Stated problem:
Copy out every line of the listing below word for word, leaving out the pictures.
— START —
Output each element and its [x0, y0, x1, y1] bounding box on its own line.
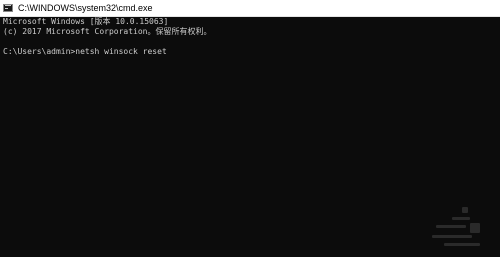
console-line-copyright: (c) 2017 Microsoft Corporation。保留所有权利。	[3, 27, 212, 36]
window-title: C:\WINDOWS\system32\cmd.exe	[18, 3, 153, 13]
console-output-area[interactable]: Microsoft Windows [版本 10.0.15063] (c) 20…	[0, 17, 500, 257]
cmd-window: C:\WINDOWS\system32\cmd.exe Microsoft Wi…	[0, 0, 500, 257]
watermark-graphic	[422, 205, 492, 251]
console-line-version: Microsoft Windows [版本 10.0.15063]	[3, 17, 169, 26]
cmd-icon[interactable]	[3, 4, 13, 12]
console-line-command: C:\Users\admin>netsh winsock reset	[3, 47, 167, 56]
title-bar[interactable]: C:\WINDOWS\system32\cmd.exe	[0, 0, 500, 17]
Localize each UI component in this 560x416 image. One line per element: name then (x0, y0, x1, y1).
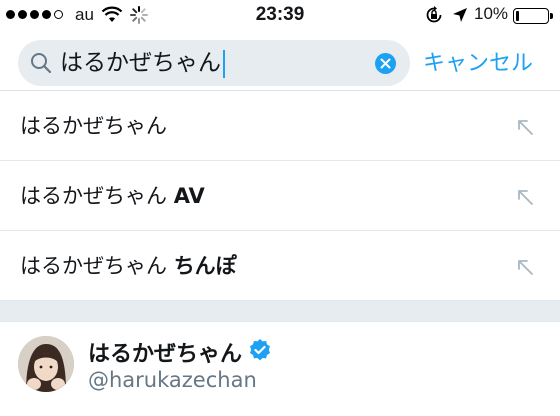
search-input[interactable]: はるかぜちゃん (60, 46, 225, 80)
search-input-value: はるかぜちゃん (60, 50, 221, 76)
search-bar[interactable]: はるかぜちゃん (18, 40, 410, 86)
suggestion-text: はるかぜちゃん AV (20, 184, 205, 208)
clear-icon (380, 58, 391, 69)
clear-search-button[interactable] (375, 53, 396, 74)
text-caret (223, 49, 225, 78)
verified-badge-icon (250, 339, 270, 361)
rotation-lock-icon (426, 6, 442, 23)
status-bar: au 23:39 10% (0, 0, 560, 32)
suggestion-item[interactable]: はるかぜちゃん ちんぽ (0, 230, 560, 300)
suggestion-text: はるかぜちゃん (20, 114, 167, 138)
user-handle: @harukazechan (88, 368, 257, 392)
cancel-button[interactable]: キャンセル (423, 45, 533, 77)
arrow-up-left-icon[interactable] (516, 188, 534, 206)
search-icon (31, 53, 52, 74)
user-result-row[interactable]: はるかぜちゃん @harukazechan (0, 322, 560, 416)
suggestion-item[interactable]: はるかぜちゃん (0, 90, 560, 160)
suggestion-text: はるかぜちゃん ちんぽ (20, 254, 237, 278)
battery-icon (513, 8, 553, 24)
arrow-up-left-icon[interactable] (516, 258, 534, 276)
suggestion-list: はるかぜちゃん はるかぜちゃん AV はるかぜちゃん ちんぽ (0, 90, 560, 300)
suggestion-item[interactable]: はるかぜちゃん AV (0, 160, 560, 230)
avatar[interactable] (18, 336, 74, 392)
location-arrow-icon (453, 8, 467, 22)
user-display-name: はるかぜちゃん (88, 342, 243, 367)
battery-level-fill (516, 11, 519, 21)
arrow-up-left-icon[interactable] (516, 118, 534, 136)
section-divider (0, 300, 560, 322)
battery-percentage: 10% (474, 4, 509, 23)
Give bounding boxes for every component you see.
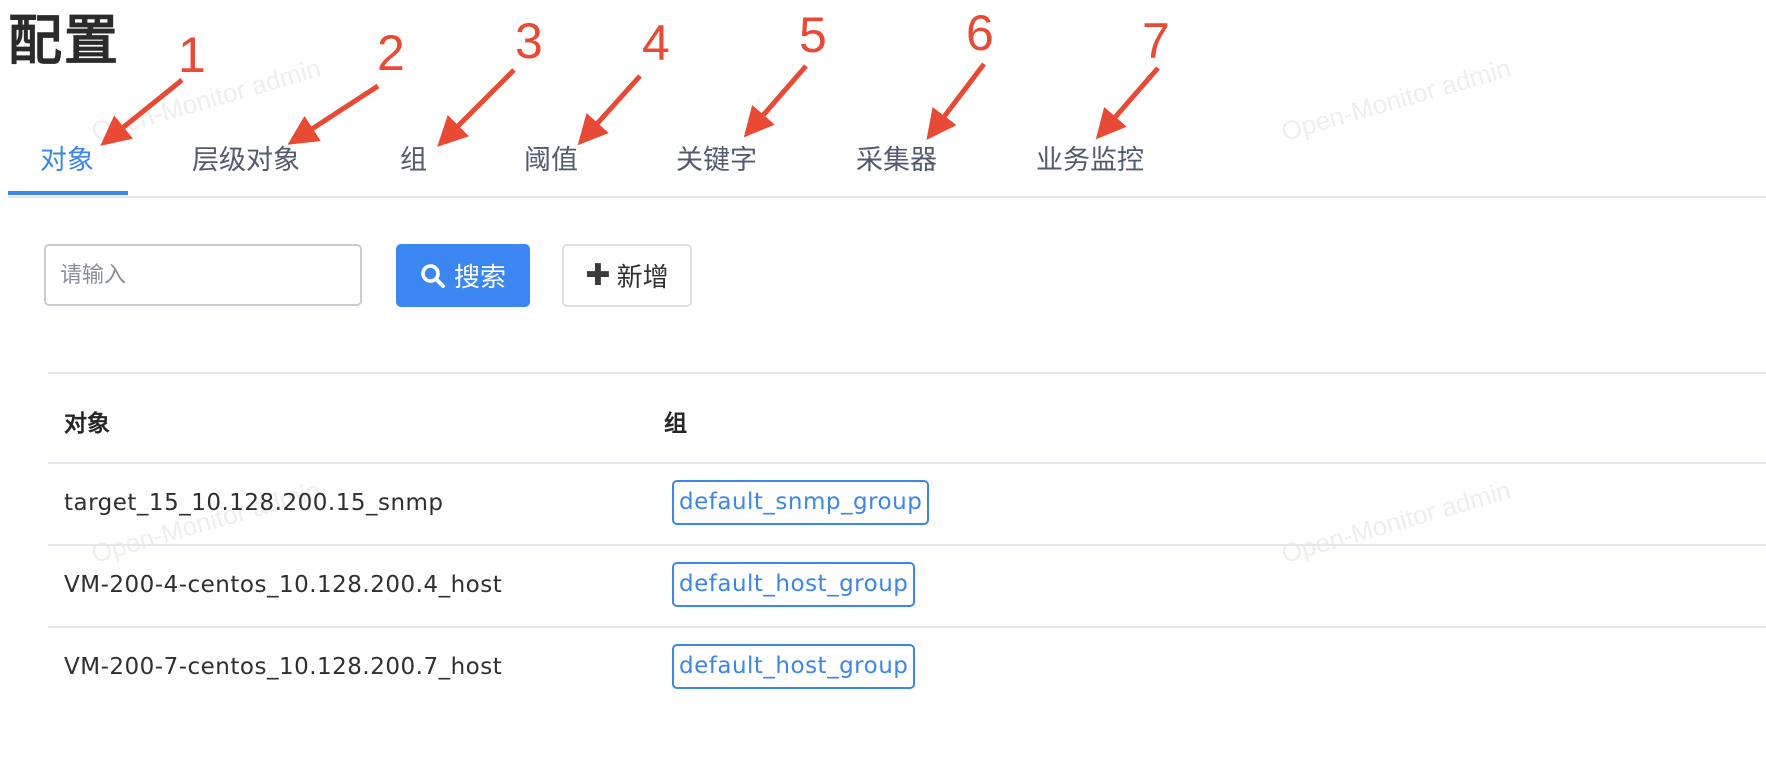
- annotation-number: 5: [799, 7, 827, 63]
- search-input[interactable]: [44, 244, 362, 306]
- annotation-number: 2: [377, 25, 405, 81]
- annotation-number: 7: [1142, 13, 1170, 69]
- tab-keywords[interactable]: 关键字: [676, 138, 757, 188]
- tab-hierarchy-objects[interactable]: 层级对象: [192, 138, 300, 188]
- add-button-label: 新增: [616, 263, 669, 293]
- annotation-arrow: [577, 74, 642, 146]
- column-header-object: 对象: [64, 411, 110, 437]
- annotation-number: 3: [515, 13, 543, 69]
- active-tab-indicator: [8, 191, 128, 195]
- table-row: target_15_10.128.200.15_snmp default_snm…: [48, 464, 1766, 546]
- tab-bar: 对象 层级对象 组 阈值 关键字 采集器 业务监控: [8, 128, 1766, 198]
- object-name: VM-200-7-centos_10.128.200.7_host: [64, 654, 503, 680]
- annotation-arrow: [1095, 66, 1160, 140]
- object-name: VM-200-4-centos_10.128.200.4_host: [64, 572, 503, 598]
- table-header: 对象 组: [48, 372, 1766, 464]
- object-name: target_15_10.128.200.15_snmp: [64, 490, 444, 516]
- annotation-number: 1: [178, 27, 206, 83]
- annotation-arrow: [743, 64, 808, 138]
- search-icon: [421, 263, 445, 288]
- tab-groups[interactable]: 组: [400, 138, 427, 188]
- add-button[interactable]: ✚ 新增: [562, 244, 692, 307]
- search-button-label: 搜索: [453, 263, 506, 293]
- group-tag[interactable]: default_snmp_group: [672, 480, 930, 525]
- page-title: 配置: [8, 9, 120, 72]
- objects-table: 对象 组 target_15_10.128.200.15_snmp defaul…: [48, 372, 1766, 708]
- annotation-arrow: [926, 62, 986, 140]
- annotation-number: 6: [966, 5, 994, 61]
- column-header-group: 组: [664, 411, 687, 437]
- plus-icon: ✚: [585, 257, 611, 293]
- tab-thresholds[interactable]: 阈值: [524, 138, 578, 188]
- table-row: VM-200-7-centos_10.128.200.7_host defaul…: [48, 628, 1766, 708]
- group-tag[interactable]: default_host_group: [672, 562, 916, 607]
- annotation-number: 4: [642, 15, 670, 71]
- table-row: VM-200-4-centos_10.128.200.4_host defaul…: [48, 546, 1766, 628]
- group-tag[interactable]: default_host_group: [672, 644, 916, 689]
- tab-business-monitoring[interactable]: 业务监控: [1036, 138, 1144, 188]
- tab-collectors[interactable]: 采集器: [856, 138, 937, 188]
- search-button[interactable]: 搜索: [396, 244, 530, 307]
- tab-objects[interactable]: 对象: [40, 138, 94, 188]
— END —
Answer for this exercise:
Output each element and its [x0, y0, x1, y1] bounding box on its own line.
console-line-copyright: (c) 2017 Microsoft Corporation。保留所有权利。	[3, 27, 212, 36]
window-title: C:\WINDOWS\system32\cmd.exe	[18, 3, 153, 13]
console-output-area[interactable]: Microsoft Windows [版本 10.0.15063] (c) 20…	[0, 17, 500, 257]
cmd-window: C:\WINDOWS\system32\cmd.exe Microsoft Wi…	[0, 0, 500, 257]
watermark-graphic	[422, 205, 492, 251]
console-line-version: Microsoft Windows [版本 10.0.15063]	[3, 17, 169, 26]
cmd-icon[interactable]	[3, 4, 13, 12]
console-line-command: C:\Users\admin>netsh winsock reset	[3, 47, 167, 56]
title-bar[interactable]: C:\WINDOWS\system32\cmd.exe	[0, 0, 500, 17]
Localize each UI component in this 560x416 image. One line per element: name then (x0, y0, x1, y1).
search-input[interactable]: はるかぜちゃん (60, 46, 225, 80)
search-input-value: はるかぜちゃん (60, 50, 221, 76)
search-bar[interactable]: はるかぜちゃん (18, 40, 410, 86)
suggestion-text: はるかぜちゃん AV (20, 184, 205, 208)
clear-icon (380, 58, 391, 69)
clear-search-button[interactable] (375, 53, 396, 74)
text-caret (223, 49, 225, 78)
verified-badge-icon (250, 339, 270, 361)
rotation-lock-icon (426, 6, 442, 23)
status-bar: au 23:39 10% (0, 0, 560, 32)
suggestion-item[interactable]: はるかぜちゃん ちんぽ (0, 230, 560, 300)
suggestion-text: はるかぜちゃん (20, 114, 167, 138)
user-handle: @harukazechan (88, 368, 257, 392)
cancel-button[interactable]: キャンセル (423, 45, 533, 77)
arrow-up-left-icon[interactable] (516, 188, 534, 206)
search-icon (31, 53, 52, 74)
user-result-row[interactable]: はるかぜちゃん @harukazechan (0, 322, 560, 416)
suggestion-item[interactable]: はるかぜちゃん (0, 90, 560, 160)
suggestion-text: はるかぜちゃん ちんぽ (20, 254, 237, 278)
battery-icon (513, 8, 553, 24)
arrow-up-left-icon[interactable] (516, 258, 534, 276)
suggestion-list: はるかぜちゃん はるかぜちゃん AV はるかぜちゃん ちんぽ (0, 90, 560, 300)
suggestion-item[interactable]: はるかぜちゃん AV (0, 160, 560, 230)
avatar[interactable] (18, 336, 74, 392)
location-arrow-icon (453, 8, 467, 22)
user-display-name: はるかぜちゃん (88, 342, 243, 367)
battery-level-fill (516, 11, 519, 21)
arrow-up-left-icon[interactable] (516, 118, 534, 136)
section-divider (0, 300, 560, 322)
battery-percentage: 10% (474, 4, 509, 23)
Give bounding boxes for every component you see.
- annotation-number: 5: [799, 7, 827, 63]
- search-input[interactable]: [44, 244, 362, 306]
- annotation-number: 2: [377, 25, 405, 81]
- annotation-number: 7: [1142, 13, 1170, 69]
- tab-keywords[interactable]: 关键字: [676, 138, 757, 188]
- tab-hierarchy-objects[interactable]: 层级对象: [192, 138, 300, 188]
- add-button-label: 新增: [616, 263, 669, 293]
- annotation-arrow: [577, 74, 642, 146]
- column-header-object: 对象: [64, 411, 110, 437]
- annotation-number: 3: [515, 13, 543, 69]
- active-tab-indicator: [8, 191, 128, 195]
- table-row: target_15_10.128.200.15_snmp default_snm…: [48, 464, 1766, 546]
- tab-bar: 对象 层级对象 组 阈值 关键字 采集器 业务监控: [8, 128, 1766, 198]
- object-name: VM-200-7-centos_10.128.200.7_host: [64, 654, 503, 680]
- annotation-arrow: [1095, 66, 1160, 140]
- object-name: VM-200-4-centos_10.128.200.4_host: [64, 572, 503, 598]
- table-header: 对象 组: [48, 372, 1766, 464]
- object-name: target_15_10.128.200.15_snmp: [64, 490, 444, 516]
- annotation-number: 1: [178, 27, 206, 83]
- annotation-arrow: [743, 64, 808, 138]
- search-icon: [421, 263, 445, 288]
- tab-groups[interactable]: 组: [400, 138, 427, 188]
- add-button[interactable]: ✚ 新增: [562, 244, 692, 307]
- search-button-label: 搜索: [453, 263, 506, 293]
- group-tag[interactable]: default_snmp_group: [672, 480, 930, 525]
- page-title: 配置: [8, 9, 120, 72]
- objects-table: 对象 组 target_15_10.128.200.15_snmp defaul…: [48, 372, 1766, 708]
- annotation-arrow: [926, 62, 986, 140]
- annotation-number: 6: [966, 5, 994, 61]
- column-header-group: 组: [664, 411, 687, 437]
- plus-icon: ✚: [585, 257, 611, 293]
- tab-thresholds[interactable]: 阈值: [524, 138, 578, 188]
- table-row: VM-200-7-centos_10.128.200.7_host defaul…: [48, 628, 1766, 708]
- group-tag[interactable]: default_host_group: [672, 562, 916, 607]
- annotation-number: 4: [642, 15, 670, 71]
- table-row: VM-200-4-centos_10.128.200.4_host defaul…: [48, 546, 1766, 628]
- group-tag[interactable]: default_host_group: [672, 644, 916, 689]
- tab-business-monitoring[interactable]: 业务监控: [1036, 138, 1144, 188]
- tab-collectors[interactable]: 采集器: [856, 138, 937, 188]
- search-button[interactable]: 搜索: [396, 244, 530, 307]
- tab-objects[interactable]: 对象: [40, 138, 94, 188]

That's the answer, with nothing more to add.